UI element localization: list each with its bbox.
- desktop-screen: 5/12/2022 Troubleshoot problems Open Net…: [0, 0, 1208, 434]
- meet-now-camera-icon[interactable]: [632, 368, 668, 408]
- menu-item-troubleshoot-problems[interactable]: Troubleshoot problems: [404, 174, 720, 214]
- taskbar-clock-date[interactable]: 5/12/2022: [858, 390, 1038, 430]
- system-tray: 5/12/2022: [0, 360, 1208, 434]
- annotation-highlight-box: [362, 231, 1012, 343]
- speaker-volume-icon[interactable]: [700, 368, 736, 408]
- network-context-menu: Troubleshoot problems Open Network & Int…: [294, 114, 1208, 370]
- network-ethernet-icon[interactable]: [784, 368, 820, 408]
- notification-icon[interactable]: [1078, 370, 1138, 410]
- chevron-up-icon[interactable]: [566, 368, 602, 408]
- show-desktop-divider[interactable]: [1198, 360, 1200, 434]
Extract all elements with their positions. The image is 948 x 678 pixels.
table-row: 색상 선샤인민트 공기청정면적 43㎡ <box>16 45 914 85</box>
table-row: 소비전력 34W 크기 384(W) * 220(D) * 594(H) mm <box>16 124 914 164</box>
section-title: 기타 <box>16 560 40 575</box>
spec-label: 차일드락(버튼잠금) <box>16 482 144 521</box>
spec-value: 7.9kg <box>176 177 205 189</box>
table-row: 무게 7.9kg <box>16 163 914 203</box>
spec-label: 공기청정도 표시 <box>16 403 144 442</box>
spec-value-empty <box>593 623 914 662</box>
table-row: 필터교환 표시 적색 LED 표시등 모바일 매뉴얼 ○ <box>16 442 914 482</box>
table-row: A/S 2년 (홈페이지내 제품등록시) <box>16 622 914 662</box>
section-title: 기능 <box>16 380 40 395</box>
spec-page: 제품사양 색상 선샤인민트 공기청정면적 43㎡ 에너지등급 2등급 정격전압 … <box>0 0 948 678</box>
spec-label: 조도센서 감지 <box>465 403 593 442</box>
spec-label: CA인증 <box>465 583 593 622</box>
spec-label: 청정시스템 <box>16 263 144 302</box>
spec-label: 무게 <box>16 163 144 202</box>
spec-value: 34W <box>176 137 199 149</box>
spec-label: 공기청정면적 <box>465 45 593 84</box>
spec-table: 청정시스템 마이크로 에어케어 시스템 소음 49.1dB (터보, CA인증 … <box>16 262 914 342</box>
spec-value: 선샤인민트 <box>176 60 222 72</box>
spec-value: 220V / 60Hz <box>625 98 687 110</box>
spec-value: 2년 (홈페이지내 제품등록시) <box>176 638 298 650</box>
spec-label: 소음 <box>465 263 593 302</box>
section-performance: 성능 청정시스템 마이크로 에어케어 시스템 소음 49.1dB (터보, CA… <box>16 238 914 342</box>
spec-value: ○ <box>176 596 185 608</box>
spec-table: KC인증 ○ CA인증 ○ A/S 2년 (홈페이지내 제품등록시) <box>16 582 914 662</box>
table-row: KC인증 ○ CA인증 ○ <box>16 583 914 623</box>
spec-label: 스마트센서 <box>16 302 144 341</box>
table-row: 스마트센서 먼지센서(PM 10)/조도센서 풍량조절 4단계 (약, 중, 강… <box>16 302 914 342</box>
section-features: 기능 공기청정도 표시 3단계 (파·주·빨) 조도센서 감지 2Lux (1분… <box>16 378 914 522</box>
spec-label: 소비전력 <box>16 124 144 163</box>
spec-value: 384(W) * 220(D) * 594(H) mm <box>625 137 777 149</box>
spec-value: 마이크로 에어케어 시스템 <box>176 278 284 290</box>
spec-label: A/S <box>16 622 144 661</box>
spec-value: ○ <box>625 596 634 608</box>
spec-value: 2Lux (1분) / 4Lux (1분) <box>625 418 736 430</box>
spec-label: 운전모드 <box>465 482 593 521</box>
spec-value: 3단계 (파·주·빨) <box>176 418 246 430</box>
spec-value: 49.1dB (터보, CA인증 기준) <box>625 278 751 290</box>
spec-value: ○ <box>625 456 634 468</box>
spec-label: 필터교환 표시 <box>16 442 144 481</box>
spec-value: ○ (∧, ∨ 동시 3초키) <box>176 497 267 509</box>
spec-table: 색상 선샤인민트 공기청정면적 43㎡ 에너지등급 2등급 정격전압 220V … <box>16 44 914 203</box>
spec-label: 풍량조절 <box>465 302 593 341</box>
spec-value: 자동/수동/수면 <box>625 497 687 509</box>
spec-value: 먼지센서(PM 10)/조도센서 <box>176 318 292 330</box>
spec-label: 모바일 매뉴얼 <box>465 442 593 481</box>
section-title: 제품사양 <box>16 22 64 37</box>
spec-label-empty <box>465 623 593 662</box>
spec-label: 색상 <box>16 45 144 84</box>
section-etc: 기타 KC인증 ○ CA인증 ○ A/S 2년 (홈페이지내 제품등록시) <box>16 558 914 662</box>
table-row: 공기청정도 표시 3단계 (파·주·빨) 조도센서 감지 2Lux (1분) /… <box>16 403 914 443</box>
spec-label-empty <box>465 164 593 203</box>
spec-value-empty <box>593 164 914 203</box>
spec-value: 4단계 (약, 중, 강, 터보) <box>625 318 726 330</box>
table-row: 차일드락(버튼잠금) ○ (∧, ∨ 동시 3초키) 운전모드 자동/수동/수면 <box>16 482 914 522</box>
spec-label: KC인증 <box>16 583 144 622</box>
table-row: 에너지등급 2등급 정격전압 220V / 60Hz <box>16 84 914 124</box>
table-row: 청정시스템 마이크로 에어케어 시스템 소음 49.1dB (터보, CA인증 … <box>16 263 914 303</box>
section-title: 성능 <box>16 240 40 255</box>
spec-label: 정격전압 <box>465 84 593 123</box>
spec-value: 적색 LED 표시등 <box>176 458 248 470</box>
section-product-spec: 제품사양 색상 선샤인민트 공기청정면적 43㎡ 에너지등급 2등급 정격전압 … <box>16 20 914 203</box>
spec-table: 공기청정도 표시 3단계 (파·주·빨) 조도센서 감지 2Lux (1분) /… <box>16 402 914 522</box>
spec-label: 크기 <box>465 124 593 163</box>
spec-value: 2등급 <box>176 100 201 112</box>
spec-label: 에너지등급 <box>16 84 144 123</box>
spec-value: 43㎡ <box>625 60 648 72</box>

★ ★ ★

*Task goal:*
Copy every line of the records above without changing anything.

*Exercise output:*
UI element localization: list each with its bbox.
- desktop-screen: 5/12/2022 Troubleshoot problems Open Net…: [0, 0, 1208, 434]
- meet-now-camera-icon[interactable]: [632, 368, 668, 408]
- menu-item-troubleshoot-problems[interactable]: Troubleshoot problems: [404, 174, 720, 214]
- taskbar-clock-date[interactable]: 5/12/2022: [858, 390, 1038, 430]
- system-tray: 5/12/2022: [0, 360, 1208, 434]
- annotation-highlight-box: [362, 231, 1012, 343]
- speaker-volume-icon[interactable]: [700, 368, 736, 408]
- network-context-menu: Troubleshoot problems Open Network & Int…: [294, 114, 1208, 370]
- network-ethernet-icon[interactable]: [784, 368, 820, 408]
- notification-icon[interactable]: [1078, 370, 1138, 410]
- chevron-up-icon[interactable]: [566, 368, 602, 408]
- show-desktop-divider[interactable]: [1198, 360, 1200, 434]
Extract all elements with their positions. The image is 948 x 678 pixels.
table-row: 색상 선샤인민트 공기청정면적 43㎡ <box>16 45 914 85</box>
table-row: 소비전력 34W 크기 384(W) * 220(D) * 594(H) mm <box>16 124 914 164</box>
section-title: 기타 <box>16 560 40 575</box>
spec-label: 차일드락(버튼잠금) <box>16 482 144 521</box>
spec-value: 7.9kg <box>176 177 205 189</box>
table-row: 무게 7.9kg <box>16 163 914 203</box>
spec-label: 공기청정도 표시 <box>16 403 144 442</box>
spec-value-empty <box>593 623 914 662</box>
table-row: 필터교환 표시 적색 LED 표시등 모바일 매뉴얼 ○ <box>16 442 914 482</box>
table-row: A/S 2년 (홈페이지내 제품등록시) <box>16 622 914 662</box>
section-title: 기능 <box>16 380 40 395</box>
spec-page: 제품사양 색상 선샤인민트 공기청정면적 43㎡ 에너지등급 2등급 정격전압 … <box>0 0 948 678</box>
spec-label: 조도센서 감지 <box>465 403 593 442</box>
spec-label: CA인증 <box>465 583 593 622</box>
spec-label: 청정시스템 <box>16 263 144 302</box>
spec-label: 무게 <box>16 163 144 202</box>
spec-value: 34W <box>176 137 199 149</box>
spec-label: 공기청정면적 <box>465 45 593 84</box>
spec-table: 청정시스템 마이크로 에어케어 시스템 소음 49.1dB (터보, CA인증 … <box>16 262 914 342</box>
spec-value: 선샤인민트 <box>176 60 222 72</box>
spec-value: 220V / 60Hz <box>625 98 687 110</box>
spec-value: 2년 (홈페이지내 제품등록시) <box>176 638 298 650</box>
spec-label: 소음 <box>465 263 593 302</box>
section-performance: 성능 청정시스템 마이크로 에어케어 시스템 소음 49.1dB (터보, CA… <box>16 238 914 342</box>
spec-value: ○ <box>176 596 185 608</box>
spec-table: KC인증 ○ CA인증 ○ A/S 2년 (홈페이지내 제품등록시) <box>16 582 914 662</box>
table-row: KC인증 ○ CA인증 ○ <box>16 583 914 623</box>
spec-label: 스마트센서 <box>16 302 144 341</box>
table-row: 스마트센서 먼지센서(PM 10)/조도센서 풍량조절 4단계 (약, 중, 강… <box>16 302 914 342</box>
section-features: 기능 공기청정도 표시 3단계 (파·주·빨) 조도센서 감지 2Lux (1분… <box>16 378 914 522</box>
spec-label: 소비전력 <box>16 124 144 163</box>
spec-value: 384(W) * 220(D) * 594(H) mm <box>625 137 777 149</box>
spec-value: 마이크로 에어케어 시스템 <box>176 278 284 290</box>
spec-label: A/S <box>16 622 144 661</box>
spec-value: ○ <box>625 596 634 608</box>
spec-value: 2Lux (1분) / 4Lux (1분) <box>625 418 736 430</box>
spec-label: 운전모드 <box>465 482 593 521</box>
spec-value: 3단계 (파·주·빨) <box>176 418 246 430</box>
spec-value: 49.1dB (터보, CA인증 기준) <box>625 278 751 290</box>
spec-value: ○ <box>625 456 634 468</box>
spec-label: 필터교환 표시 <box>16 442 144 481</box>
spec-value: ○ (∧, ∨ 동시 3초키) <box>176 497 267 509</box>
spec-table: 색상 선샤인민트 공기청정면적 43㎡ 에너지등급 2등급 정격전압 220V … <box>16 44 914 203</box>
spec-label: 풍량조절 <box>465 302 593 341</box>
spec-value: 자동/수동/수면 <box>625 497 687 509</box>
spec-value: 먼지센서(PM 10)/조도센서 <box>176 318 292 330</box>
spec-label: 모바일 매뉴얼 <box>465 442 593 481</box>
section-title: 제품사양 <box>16 22 64 37</box>
spec-label-empty <box>465 623 593 662</box>
spec-label: 색상 <box>16 45 144 84</box>
section-etc: 기타 KC인증 ○ CA인증 ○ A/S 2년 (홈페이지내 제품등록시) <box>16 558 914 662</box>
table-row: 공기청정도 표시 3단계 (파·주·빨) 조도센서 감지 2Lux (1분) /… <box>16 403 914 443</box>
spec-label-empty <box>465 164 593 203</box>
spec-value-empty <box>593 164 914 203</box>
spec-value: 4단계 (약, 중, 강, 터보) <box>625 318 726 330</box>
table-row: 차일드락(버튼잠금) ○ (∧, ∨ 동시 3초키) 운전모드 자동/수동/수면 <box>16 482 914 522</box>
spec-label: KC인증 <box>16 583 144 622</box>
table-row: 에너지등급 2등급 정격전압 220V / 60Hz <box>16 84 914 124</box>
table-row: 청정시스템 마이크로 에어케어 시스템 소음 49.1dB (터보, CA인증 … <box>16 263 914 303</box>
section-title: 성능 <box>16 240 40 255</box>
spec-label: 정격전압 <box>465 84 593 123</box>
spec-value: 적색 LED 표시등 <box>176 458 248 470</box>
section-product-spec: 제품사양 색상 선샤인민트 공기청정면적 43㎡ 에너지등급 2등급 정격전압 … <box>16 20 914 203</box>
spec-table: 공기청정도 표시 3단계 (파·주·빨) 조도센서 감지 2Lux (1분) /… <box>16 402 914 522</box>
spec-label: 크기 <box>465 124 593 163</box>
spec-value: 2등급 <box>176 100 201 112</box>
spec-label: 에너지등급 <box>16 84 144 123</box>
spec-value: 43㎡ <box>625 60 648 72</box>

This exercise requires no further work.